_PROVIDED TEXT_:
....

RE: Non-ascii string processing?

From: Jill Ramonsky (
Date: Mon Oct 06 2003 - 12:31:09 CST

Nor I. "Characters" are perhaps the most useless objects ever invented.

Now - a count of DEFAULT GRAPHEME CLUSTERs might be useful (for example,
for display on a console which uses fixed-width fonts). Indeed, a whole
class of DEFAULT GRAPHEME CLUSTER handling functions might come in very
handy indeed. Bytes are useful. Default grapheme clusters are useful.
But a "character"? What's the point?

But then, a default grapheme cluster might theoretically require up to
16 Unicode characters. (Maybe more, I don't know). Even bit-packed to 21
bits per character, that still gives us 336 bits. So I conclude that our
string processing functions could go a lot faster if only we'd all use
UTF-336. Er....?

....

_DATA SHOWN_:
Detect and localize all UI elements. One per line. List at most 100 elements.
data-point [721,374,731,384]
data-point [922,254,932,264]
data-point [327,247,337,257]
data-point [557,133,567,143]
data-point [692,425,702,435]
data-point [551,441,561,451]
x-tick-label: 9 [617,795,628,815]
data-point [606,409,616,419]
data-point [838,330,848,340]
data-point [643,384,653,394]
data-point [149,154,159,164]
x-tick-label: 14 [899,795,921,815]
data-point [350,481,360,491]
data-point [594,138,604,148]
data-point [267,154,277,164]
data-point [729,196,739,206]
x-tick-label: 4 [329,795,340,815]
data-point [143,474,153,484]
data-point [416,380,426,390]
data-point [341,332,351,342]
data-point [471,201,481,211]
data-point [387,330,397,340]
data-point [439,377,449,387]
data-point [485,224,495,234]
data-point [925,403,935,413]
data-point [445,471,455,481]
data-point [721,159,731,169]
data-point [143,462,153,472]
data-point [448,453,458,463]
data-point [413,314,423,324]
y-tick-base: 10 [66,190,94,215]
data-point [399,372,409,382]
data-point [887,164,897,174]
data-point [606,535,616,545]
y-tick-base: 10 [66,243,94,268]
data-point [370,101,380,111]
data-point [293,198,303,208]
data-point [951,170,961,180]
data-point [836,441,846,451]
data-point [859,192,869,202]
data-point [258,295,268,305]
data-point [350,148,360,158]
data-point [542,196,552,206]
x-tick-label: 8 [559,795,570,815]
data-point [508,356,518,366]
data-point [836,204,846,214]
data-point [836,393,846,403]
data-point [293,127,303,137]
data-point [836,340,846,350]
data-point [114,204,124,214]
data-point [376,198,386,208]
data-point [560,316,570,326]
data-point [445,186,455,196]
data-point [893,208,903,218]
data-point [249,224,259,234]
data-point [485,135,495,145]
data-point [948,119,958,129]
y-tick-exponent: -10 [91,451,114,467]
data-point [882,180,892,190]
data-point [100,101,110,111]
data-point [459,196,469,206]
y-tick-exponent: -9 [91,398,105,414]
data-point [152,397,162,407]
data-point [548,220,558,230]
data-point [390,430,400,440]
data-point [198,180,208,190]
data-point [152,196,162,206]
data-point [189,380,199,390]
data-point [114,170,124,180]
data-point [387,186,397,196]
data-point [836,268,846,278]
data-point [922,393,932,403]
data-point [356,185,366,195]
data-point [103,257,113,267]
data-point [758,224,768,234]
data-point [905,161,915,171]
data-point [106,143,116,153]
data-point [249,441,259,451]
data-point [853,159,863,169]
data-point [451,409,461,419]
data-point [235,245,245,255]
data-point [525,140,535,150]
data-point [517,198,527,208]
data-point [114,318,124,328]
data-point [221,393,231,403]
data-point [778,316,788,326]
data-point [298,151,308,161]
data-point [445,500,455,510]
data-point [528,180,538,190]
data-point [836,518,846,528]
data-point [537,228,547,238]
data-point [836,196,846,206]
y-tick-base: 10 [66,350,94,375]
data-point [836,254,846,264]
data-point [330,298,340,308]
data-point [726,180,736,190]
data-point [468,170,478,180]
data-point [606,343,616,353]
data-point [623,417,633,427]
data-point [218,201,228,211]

....

_GOAL 1_: What total number of bits does the post on non-ASCII string processing calculate for a bit-packed default grapheme cluster?
_GOAL 2_: List everything that the post on non-ASCII string processing describes as useful or potentially useful.
_GOAL 3_: Translate the following sentence from the post on non-ASCII string processing into French: "Now - a count of DEFAULT GRAPHEME CLUSTERs might be useful (for example, for display on a console which uses fixed-width fonts)."

_FINAL ANSWER 1_: 336 bits.

_FINAL ANSWER 2_:
- A count of default grapheme clusters
- A whole class of default grapheme cluster handling functions
- Bytes
- Default grapheme clusters

_FINAL ANSWER 3_: Maintenant - un décompte des GRAPPES DE GRAPHÈMES PAR DÉFAUT pourrait être utile (par exemple, pour l'affichage sur une console qui utilise des polices à chasse fixe).